Go through the data below. Pull out every line that has the word "from".
╭─ Extracted information
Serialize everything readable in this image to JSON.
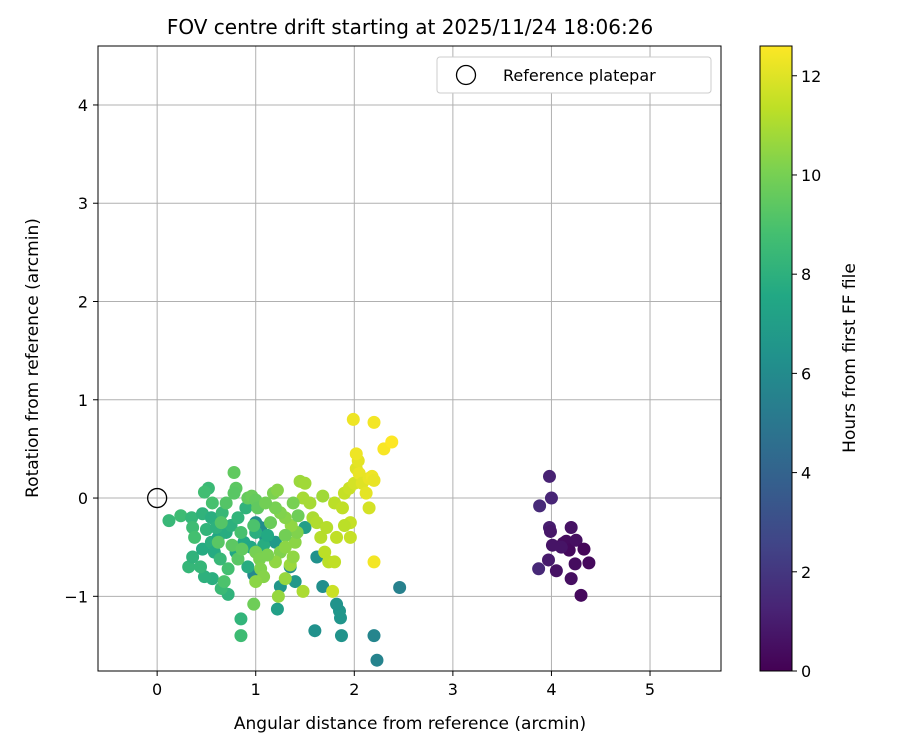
{
  "chart_data": {
    "type": "scatter",
    "title": "FOV centre drift starting at 2025/11/24 18:06:26",
    "xlabel": "Angular distance from reference (arcmin)",
    "ylabel": "Rotation from reference (arcmin)",
    "xlim": [
      -0.6,
      5.72
    ],
    "ylim": [
      -1.76,
      4.6
    ],
    "xticks": [
      "0",
      "1",
      "2",
      "3",
      "4",
      "5"
    ],
    "yticks": [
      "−1",
      "0",
      "1",
      "2",
      "3",
      "4"
    ],
    "grid": true,
    "legend": {
      "placement": "top-right",
      "entries": [
        "Reference platepar"
      ]
    },
    "reference_point": {
      "x": 0.0,
      "y": 0.0,
      "style": "open circle"
    },
    "colorbar": {
      "label": "Hours from first FF file",
      "colormap": "viridis",
      "range": [
        0,
        12.6
      ],
      "ticks": [
        "0",
        "2",
        "4",
        "6",
        "8",
        "10",
        "12"
      ]
    },
    "points": [
      [
        3.98,
        0.22,
        1.2
      ],
      [
        3.88,
        -0.08,
        1.5
      ],
      [
        4.0,
        0.0,
        1.3
      ],
      [
        3.98,
        -0.3,
        1.0
      ],
      [
        3.99,
        -0.34,
        0.8
      ],
      [
        4.01,
        -0.48,
        0.7
      ],
      [
        3.97,
        -0.63,
        0.9
      ],
      [
        3.87,
        -0.72,
        1.4
      ],
      [
        4.05,
        -0.74,
        0.6
      ],
      [
        4.12,
        -0.46,
        0.5
      ],
      [
        4.15,
        -0.44,
        0.4
      ],
      [
        4.18,
        -0.53,
        0.3
      ],
      [
        4.2,
        -0.3,
        0.6
      ],
      [
        4.25,
        -0.43,
        0.5
      ],
      [
        4.33,
        -0.52,
        0.2
      ],
      [
        4.38,
        -0.66,
        0.3
      ],
      [
        4.24,
        -0.67,
        0.4
      ],
      [
        4.2,
        -0.82,
        0.5
      ],
      [
        4.3,
        -0.99,
        0.3
      ],
      [
        4.1,
        -0.5,
        0.7
      ],
      [
        2.23,
        -1.65,
        5.6
      ],
      [
        2.2,
        -1.4,
        5.7
      ],
      [
        2.46,
        -0.91,
        5.5
      ],
      [
        1.87,
        -1.4,
        6.4
      ],
      [
        1.6,
        -1.35,
        6.3
      ],
      [
        1.86,
        -1.22,
        6.5
      ],
      [
        1.85,
        -1.15,
        6.6
      ],
      [
        1.82,
        -1.08,
        6.4
      ],
      [
        1.68,
        -0.9,
        6.2
      ],
      [
        1.62,
        -0.6,
        6.3
      ],
      [
        1.35,
        -0.7,
        6.0
      ],
      [
        1.25,
        -0.9,
        6.6
      ],
      [
        1.22,
        -1.13,
        7.1
      ],
      [
        1.2,
        -0.45,
        6.8
      ],
      [
        1.1,
        -0.4,
        6.5
      ],
      [
        1.05,
        -0.3,
        6.1
      ],
      [
        1.0,
        -0.25,
        6.2
      ],
      [
        0.98,
        -0.78,
        5.9
      ],
      [
        1.4,
        -0.85,
        6.7
      ],
      [
        1.5,
        -0.3,
        7.0
      ],
      [
        0.85,
        -1.4,
        8.6
      ],
      [
        0.85,
        -1.23,
        8.2
      ],
      [
        0.72,
        -0.98,
        8.1
      ],
      [
        0.65,
        -0.92,
        8.5
      ],
      [
        0.56,
        -0.82,
        7.9
      ],
      [
        0.48,
        -0.8,
        8.0
      ],
      [
        0.44,
        -0.7,
        8.3
      ],
      [
        0.32,
        -0.7,
        8.3
      ],
      [
        0.36,
        -0.6,
        8.1
      ],
      [
        0.46,
        -0.52,
        7.7
      ],
      [
        0.55,
        -0.45,
        7.9
      ],
      [
        0.62,
        -0.4,
        7.5
      ],
      [
        0.7,
        -0.35,
        7.8
      ],
      [
        0.75,
        -0.28,
        8.0
      ],
      [
        0.12,
        -0.23,
        8.4
      ],
      [
        0.24,
        -0.18,
        8.6
      ],
      [
        0.35,
        -0.2,
        8.3
      ],
      [
        0.46,
        -0.16,
        8.1
      ],
      [
        0.55,
        -0.2,
        7.9
      ],
      [
        0.66,
        -0.15,
        8.4
      ],
      [
        0.36,
        -0.3,
        8.6
      ],
      [
        0.38,
        -0.4,
        8.8
      ],
      [
        0.5,
        -0.32,
        8.2
      ],
      [
        0.6,
        -0.3,
        8.0
      ],
      [
        0.58,
        -0.55,
        7.7
      ],
      [
        0.64,
        -0.62,
        8.4
      ],
      [
        0.72,
        -0.72,
        8.8
      ],
      [
        0.68,
        -0.85,
        9.0
      ],
      [
        0.8,
        -0.55,
        7.5
      ],
      [
        0.88,
        -0.45,
        7.6
      ],
      [
        0.92,
        -0.7,
        7.8
      ],
      [
        0.95,
        -0.5,
        7.5
      ],
      [
        1.0,
        -0.35,
        7.9
      ],
      [
        1.08,
        -0.48,
        7.8
      ],
      [
        1.12,
        -0.38,
        7.6
      ],
      [
        0.82,
        -0.2,
        8.2
      ],
      [
        0.9,
        -0.1,
        8.1
      ],
      [
        0.52,
        0.1,
        8.5
      ],
      [
        0.48,
        0.06,
        8.7
      ],
      [
        0.56,
        -0.05,
        8.9
      ],
      [
        0.7,
        -0.05,
        9.2
      ],
      [
        0.78,
        0.26,
        9.5
      ],
      [
        0.8,
        0.1,
        9.4
      ],
      [
        0.78,
        0.05,
        9.3
      ],
      [
        0.92,
        0.0,
        9.6
      ],
      [
        0.96,
        0.02,
        9.7
      ],
      [
        1.0,
        -0.02,
        9.6
      ],
      [
        1.02,
        -0.1,
        9.5
      ],
      [
        0.98,
        -0.28,
        9.0
      ],
      [
        0.85,
        -0.35,
        8.9
      ],
      [
        0.65,
        -0.25,
        9.2
      ],
      [
        0.62,
        -0.45,
        9.3
      ],
      [
        0.76,
        -0.48,
        9.4
      ],
      [
        0.82,
        -0.62,
        9.3
      ],
      [
        0.86,
        -0.52,
        9.5
      ],
      [
        1.0,
        -0.55,
        10.0
      ],
      [
        1.04,
        -0.62,
        10.1
      ],
      [
        1.05,
        -0.72,
        10.2
      ],
      [
        1.08,
        -0.8,
        10.3
      ],
      [
        1.0,
        -0.85,
        10.4
      ],
      [
        0.98,
        -1.08,
        9.8
      ],
      [
        1.23,
        -1.0,
        10.6
      ],
      [
        1.3,
        -0.82,
        10.6
      ],
      [
        1.35,
        -0.68,
        10.7
      ],
      [
        1.38,
        -0.6,
        10.5
      ],
      [
        1.4,
        -0.45,
        10.4
      ],
      [
        1.42,
        -0.35,
        10.2
      ],
      [
        1.36,
        -0.28,
        10.5
      ],
      [
        1.3,
        -0.2,
        10.3
      ],
      [
        1.25,
        -0.15,
        10.2
      ],
      [
        1.2,
        -0.1,
        10.0
      ],
      [
        1.18,
        0.05,
        10.1
      ],
      [
        1.22,
        0.08,
        10.3
      ],
      [
        1.1,
        -0.05,
        9.9
      ],
      [
        1.25,
        -0.55,
        10.2
      ],
      [
        1.2,
        -0.65,
        10.5
      ],
      [
        1.12,
        -0.58,
        10.1
      ],
      [
        1.48,
        -0.95,
        11.0
      ],
      [
        1.45,
        0.17,
        10.7
      ],
      [
        1.5,
        0.15,
        10.8
      ],
      [
        1.48,
        0.0,
        10.9
      ],
      [
        1.55,
        -0.05,
        10.9
      ],
      [
        1.58,
        -0.2,
        11.0
      ],
      [
        1.62,
        -0.25,
        11.1
      ],
      [
        1.66,
        -0.4,
        11.2
      ],
      [
        1.7,
        -0.55,
        11.3
      ],
      [
        1.74,
        -0.65,
        11.3
      ],
      [
        1.78,
        -0.95,
        11.6
      ],
      [
        1.8,
        -0.65,
        11.4
      ],
      [
        1.82,
        -0.4,
        11.4
      ],
      [
        1.72,
        -0.3,
        11.2
      ],
      [
        1.68,
        0.02,
        10.8
      ],
      [
        1.8,
        -0.05,
        11.3
      ],
      [
        1.88,
        -0.1,
        11.4
      ],
      [
        1.9,
        0.05,
        11.5
      ],
      [
        1.95,
        0.1,
        11.6
      ],
      [
        1.96,
        -0.25,
        11.5
      ],
      [
        1.9,
        -0.28,
        11.3
      ],
      [
        1.96,
        -0.4,
        11.5
      ],
      [
        2.0,
        0.15,
        11.8
      ],
      [
        2.02,
        0.3,
        12.0
      ],
      [
        2.04,
        0.38,
        12.1
      ],
      [
        2.02,
        0.45,
        12.3
      ],
      [
        1.99,
        0.8,
        12.3
      ],
      [
        2.05,
        0.25,
        12.2
      ],
      [
        2.08,
        0.15,
        12.0
      ],
      [
        2.12,
        0.05,
        12.1
      ],
      [
        2.15,
        0.2,
        12.2
      ],
      [
        2.18,
        0.22,
        12.3
      ],
      [
        2.2,
        0.18,
        12.2
      ],
      [
        2.2,
        0.77,
        12.4
      ],
      [
        2.3,
        0.5,
        12.5
      ],
      [
        2.38,
        0.57,
        12.6
      ],
      [
        2.15,
        -0.1,
        11.8
      ],
      [
        2.2,
        -0.65,
        12.4
      ],
      [
        1.38,
        -0.05,
        10.0
      ],
      [
        1.43,
        -0.18,
        9.8
      ],
      [
        1.3,
        -0.38,
        9.9
      ],
      [
        1.15,
        -0.25,
        9.7
      ],
      [
        1.3,
        -0.5,
        10.4
      ]
    ]
  }
}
╰─
• Task solution:
    "xlabel": "Angular distance from reference (arcmin)",
    "ylabel": "Rotation from reference (arcmin)",
      "label": "Hours from first FF file",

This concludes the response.